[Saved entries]
══════════
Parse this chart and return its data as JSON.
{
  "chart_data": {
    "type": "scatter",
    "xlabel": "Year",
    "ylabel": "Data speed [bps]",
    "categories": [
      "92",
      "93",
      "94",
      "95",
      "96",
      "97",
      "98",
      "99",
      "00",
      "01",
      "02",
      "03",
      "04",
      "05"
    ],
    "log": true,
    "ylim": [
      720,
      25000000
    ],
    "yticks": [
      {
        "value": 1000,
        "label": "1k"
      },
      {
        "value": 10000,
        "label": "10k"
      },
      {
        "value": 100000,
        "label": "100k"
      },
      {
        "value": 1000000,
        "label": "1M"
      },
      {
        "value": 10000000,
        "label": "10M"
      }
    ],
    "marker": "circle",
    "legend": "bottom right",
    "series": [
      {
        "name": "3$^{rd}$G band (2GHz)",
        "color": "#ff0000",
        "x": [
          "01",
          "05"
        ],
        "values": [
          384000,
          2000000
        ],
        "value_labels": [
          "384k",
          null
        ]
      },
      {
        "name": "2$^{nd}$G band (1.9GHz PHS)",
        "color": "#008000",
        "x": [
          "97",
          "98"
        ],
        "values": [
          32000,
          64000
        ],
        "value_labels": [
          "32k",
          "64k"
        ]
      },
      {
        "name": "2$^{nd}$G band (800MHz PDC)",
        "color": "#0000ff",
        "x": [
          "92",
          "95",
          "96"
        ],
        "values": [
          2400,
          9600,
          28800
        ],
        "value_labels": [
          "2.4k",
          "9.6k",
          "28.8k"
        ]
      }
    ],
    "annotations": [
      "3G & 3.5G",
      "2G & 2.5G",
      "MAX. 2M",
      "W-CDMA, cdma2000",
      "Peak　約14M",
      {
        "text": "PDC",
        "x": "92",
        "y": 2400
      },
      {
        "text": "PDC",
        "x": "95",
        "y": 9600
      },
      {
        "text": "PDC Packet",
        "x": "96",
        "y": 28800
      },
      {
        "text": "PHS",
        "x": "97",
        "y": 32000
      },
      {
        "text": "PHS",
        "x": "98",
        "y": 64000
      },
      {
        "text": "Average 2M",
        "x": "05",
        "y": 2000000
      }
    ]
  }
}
══════════
Exercise goal:
Go through the material above and count the lines that contain "band"; answer with the number alone.

The response:
3